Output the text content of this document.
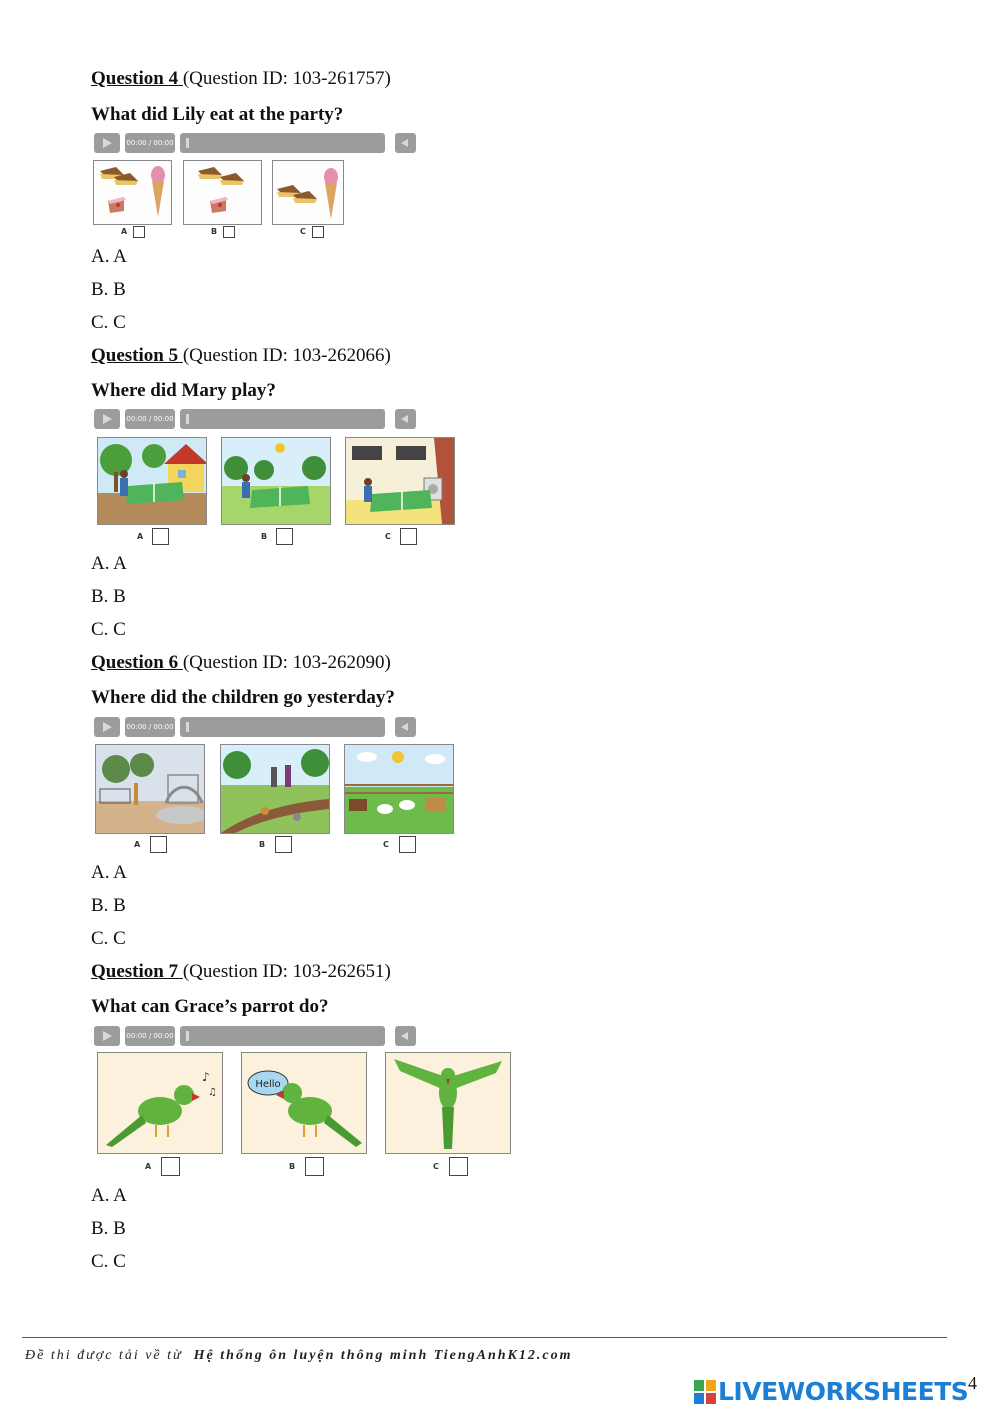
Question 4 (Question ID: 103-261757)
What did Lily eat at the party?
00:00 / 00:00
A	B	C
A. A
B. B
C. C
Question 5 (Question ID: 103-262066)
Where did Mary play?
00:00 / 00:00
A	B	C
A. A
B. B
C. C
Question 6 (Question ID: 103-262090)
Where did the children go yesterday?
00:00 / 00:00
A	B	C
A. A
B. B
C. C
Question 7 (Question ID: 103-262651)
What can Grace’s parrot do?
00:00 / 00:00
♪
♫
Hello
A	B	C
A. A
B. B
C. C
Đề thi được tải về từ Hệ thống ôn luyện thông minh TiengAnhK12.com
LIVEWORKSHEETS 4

+++++

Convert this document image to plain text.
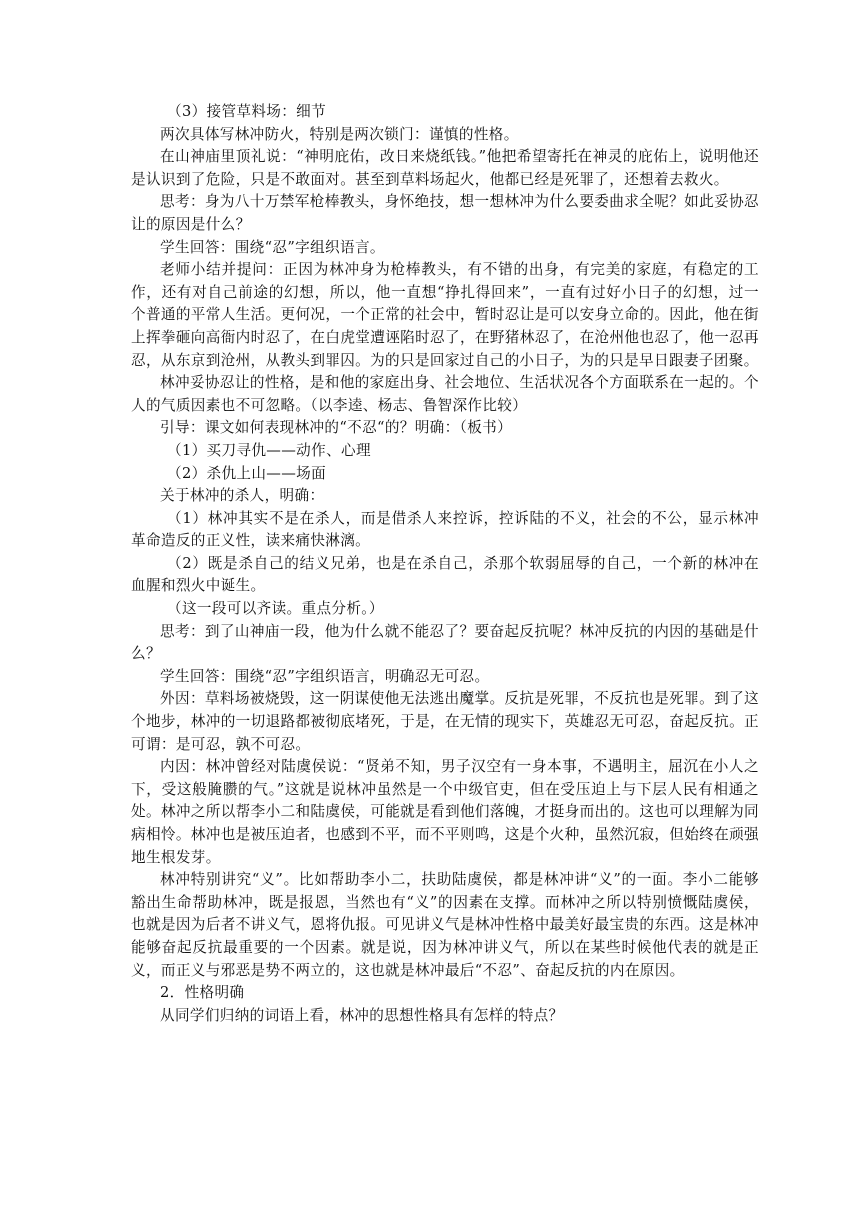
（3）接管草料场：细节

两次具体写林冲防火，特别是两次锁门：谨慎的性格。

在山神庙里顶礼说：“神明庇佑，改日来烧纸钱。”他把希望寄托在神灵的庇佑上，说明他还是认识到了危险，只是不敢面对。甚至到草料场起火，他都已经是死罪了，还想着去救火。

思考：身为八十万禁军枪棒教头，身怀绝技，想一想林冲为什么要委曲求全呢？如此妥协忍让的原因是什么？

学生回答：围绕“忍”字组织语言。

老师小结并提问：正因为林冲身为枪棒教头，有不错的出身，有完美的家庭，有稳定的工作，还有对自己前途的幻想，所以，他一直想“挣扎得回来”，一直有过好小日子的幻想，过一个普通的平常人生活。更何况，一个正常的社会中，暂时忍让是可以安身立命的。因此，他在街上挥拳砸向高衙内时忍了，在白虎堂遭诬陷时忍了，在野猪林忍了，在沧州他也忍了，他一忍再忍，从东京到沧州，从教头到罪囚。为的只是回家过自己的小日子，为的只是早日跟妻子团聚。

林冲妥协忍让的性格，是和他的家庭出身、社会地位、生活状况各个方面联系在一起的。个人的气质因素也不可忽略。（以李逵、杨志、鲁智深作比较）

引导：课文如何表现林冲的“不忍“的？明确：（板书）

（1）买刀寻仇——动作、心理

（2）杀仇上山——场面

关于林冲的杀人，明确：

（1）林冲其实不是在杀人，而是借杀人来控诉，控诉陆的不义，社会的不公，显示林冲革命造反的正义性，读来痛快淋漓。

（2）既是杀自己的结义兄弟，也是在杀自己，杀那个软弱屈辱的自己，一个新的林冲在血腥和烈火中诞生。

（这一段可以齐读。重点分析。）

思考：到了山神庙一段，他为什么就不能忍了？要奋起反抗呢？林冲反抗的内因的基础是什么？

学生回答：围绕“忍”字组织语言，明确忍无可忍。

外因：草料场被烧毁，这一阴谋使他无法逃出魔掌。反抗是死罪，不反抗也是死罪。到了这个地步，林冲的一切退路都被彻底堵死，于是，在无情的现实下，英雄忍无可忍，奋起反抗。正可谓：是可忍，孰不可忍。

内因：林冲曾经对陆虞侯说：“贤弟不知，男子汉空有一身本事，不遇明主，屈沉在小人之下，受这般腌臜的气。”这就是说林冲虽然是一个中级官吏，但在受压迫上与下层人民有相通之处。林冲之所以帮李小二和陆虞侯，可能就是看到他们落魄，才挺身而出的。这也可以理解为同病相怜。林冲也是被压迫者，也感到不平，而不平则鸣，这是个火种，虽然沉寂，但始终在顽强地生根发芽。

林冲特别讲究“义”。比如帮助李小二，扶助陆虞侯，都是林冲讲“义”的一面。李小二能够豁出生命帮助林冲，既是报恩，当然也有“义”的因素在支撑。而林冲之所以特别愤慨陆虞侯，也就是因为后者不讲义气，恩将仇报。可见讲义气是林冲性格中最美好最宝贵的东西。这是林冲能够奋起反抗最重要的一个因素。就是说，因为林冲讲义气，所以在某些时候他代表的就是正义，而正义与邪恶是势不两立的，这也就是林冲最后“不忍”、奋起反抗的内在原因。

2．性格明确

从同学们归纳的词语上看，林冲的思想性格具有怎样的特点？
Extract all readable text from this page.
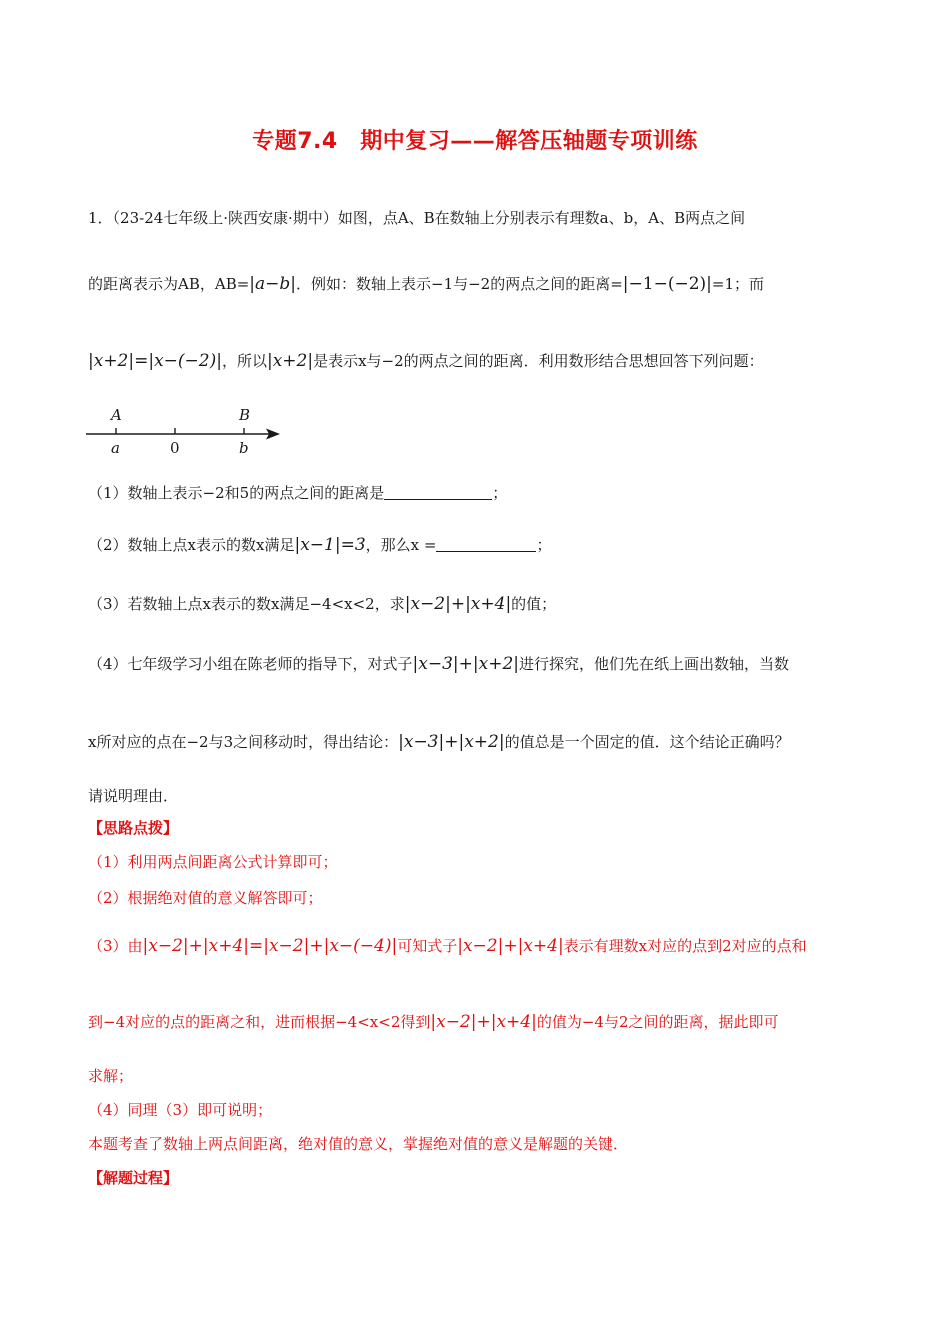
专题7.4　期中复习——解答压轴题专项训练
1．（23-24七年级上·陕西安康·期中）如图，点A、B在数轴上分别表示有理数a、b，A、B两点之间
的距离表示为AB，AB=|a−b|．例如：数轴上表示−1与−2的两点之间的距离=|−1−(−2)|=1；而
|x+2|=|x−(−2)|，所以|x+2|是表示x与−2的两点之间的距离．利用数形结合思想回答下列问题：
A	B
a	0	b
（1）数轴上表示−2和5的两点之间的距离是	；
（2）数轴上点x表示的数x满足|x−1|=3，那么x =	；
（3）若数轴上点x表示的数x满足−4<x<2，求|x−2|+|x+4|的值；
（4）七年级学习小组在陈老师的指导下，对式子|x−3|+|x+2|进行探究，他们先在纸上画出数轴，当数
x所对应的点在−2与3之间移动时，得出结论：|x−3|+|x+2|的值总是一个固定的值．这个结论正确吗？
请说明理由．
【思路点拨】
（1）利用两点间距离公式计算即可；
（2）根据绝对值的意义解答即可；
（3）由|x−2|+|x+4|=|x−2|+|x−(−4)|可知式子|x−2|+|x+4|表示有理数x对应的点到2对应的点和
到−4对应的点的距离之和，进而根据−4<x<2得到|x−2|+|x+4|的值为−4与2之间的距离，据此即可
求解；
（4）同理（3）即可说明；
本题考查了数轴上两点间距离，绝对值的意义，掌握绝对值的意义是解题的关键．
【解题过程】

+++++

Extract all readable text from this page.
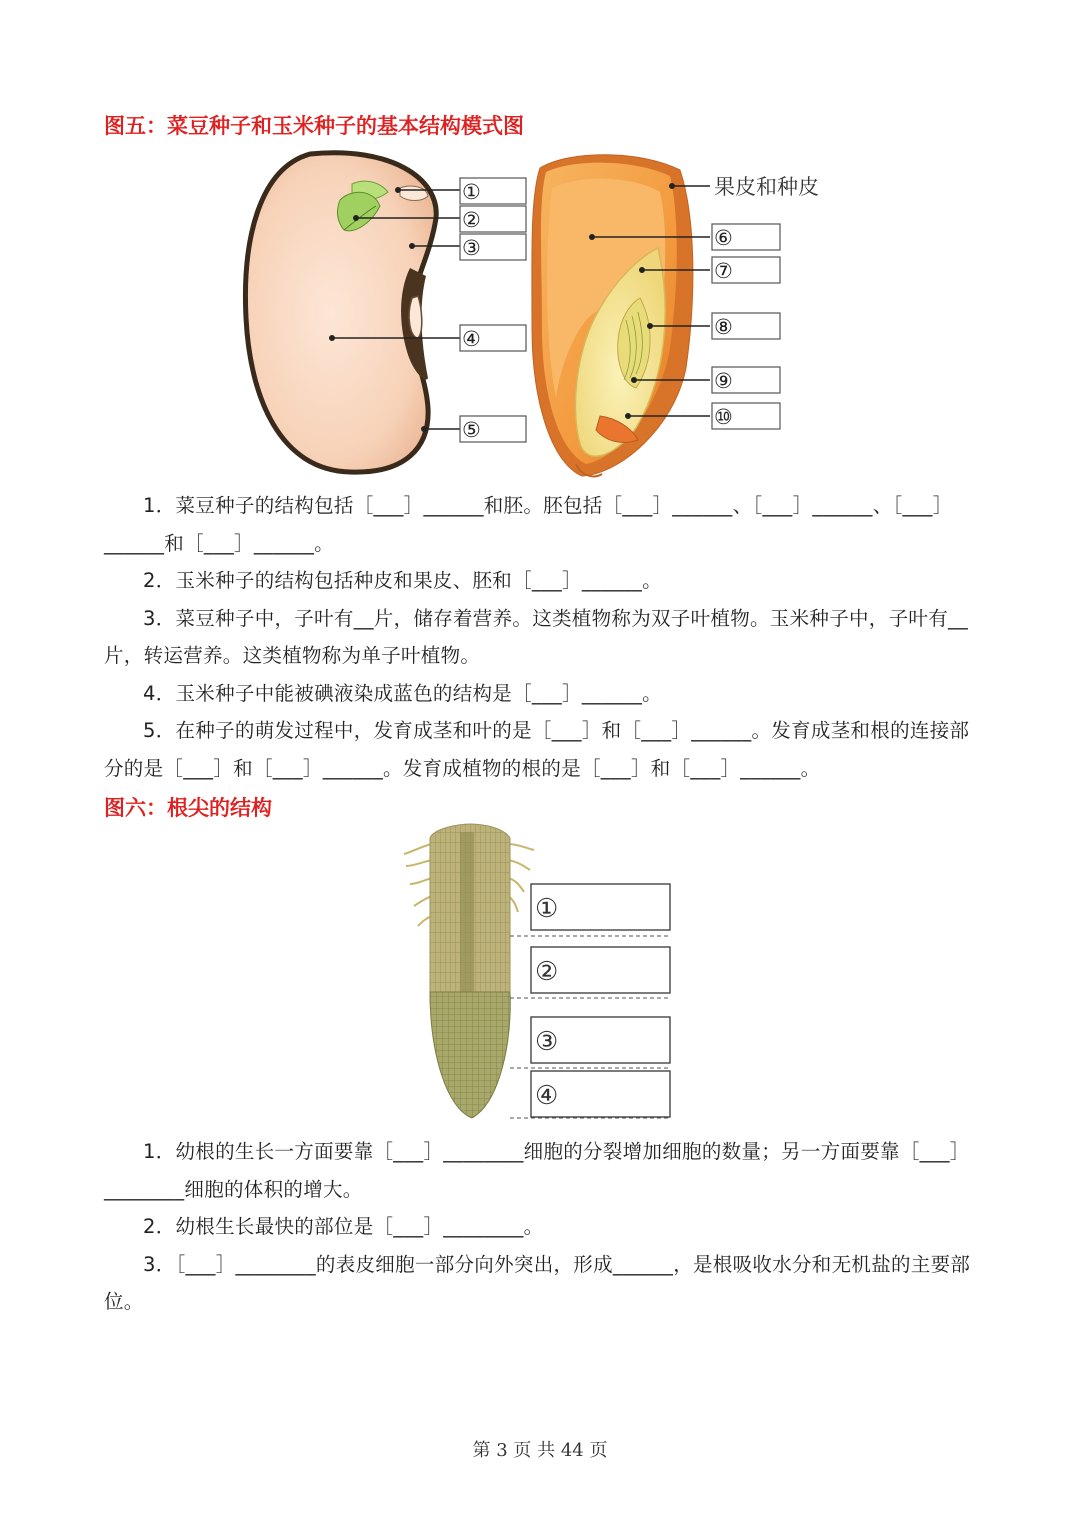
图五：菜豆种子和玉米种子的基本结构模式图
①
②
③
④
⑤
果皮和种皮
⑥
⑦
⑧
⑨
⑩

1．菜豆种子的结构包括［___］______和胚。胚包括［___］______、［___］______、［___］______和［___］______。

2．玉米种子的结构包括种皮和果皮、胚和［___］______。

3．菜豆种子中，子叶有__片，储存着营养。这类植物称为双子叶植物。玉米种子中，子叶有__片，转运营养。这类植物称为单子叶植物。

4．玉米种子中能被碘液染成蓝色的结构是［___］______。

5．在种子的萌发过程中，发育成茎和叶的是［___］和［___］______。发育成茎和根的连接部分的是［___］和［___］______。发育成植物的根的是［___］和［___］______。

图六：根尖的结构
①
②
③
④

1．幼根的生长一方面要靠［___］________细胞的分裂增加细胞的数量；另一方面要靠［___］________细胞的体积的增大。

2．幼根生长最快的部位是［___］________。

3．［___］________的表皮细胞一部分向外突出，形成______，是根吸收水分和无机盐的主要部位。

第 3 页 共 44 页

+++++

Your objective: Filter the entries and copy out every line with the word "字组织语言".

Task result:
学生回答：围绕“忍”字组织语言。
学生回答：围绕“忍”字组织语言，明确忍无可忍。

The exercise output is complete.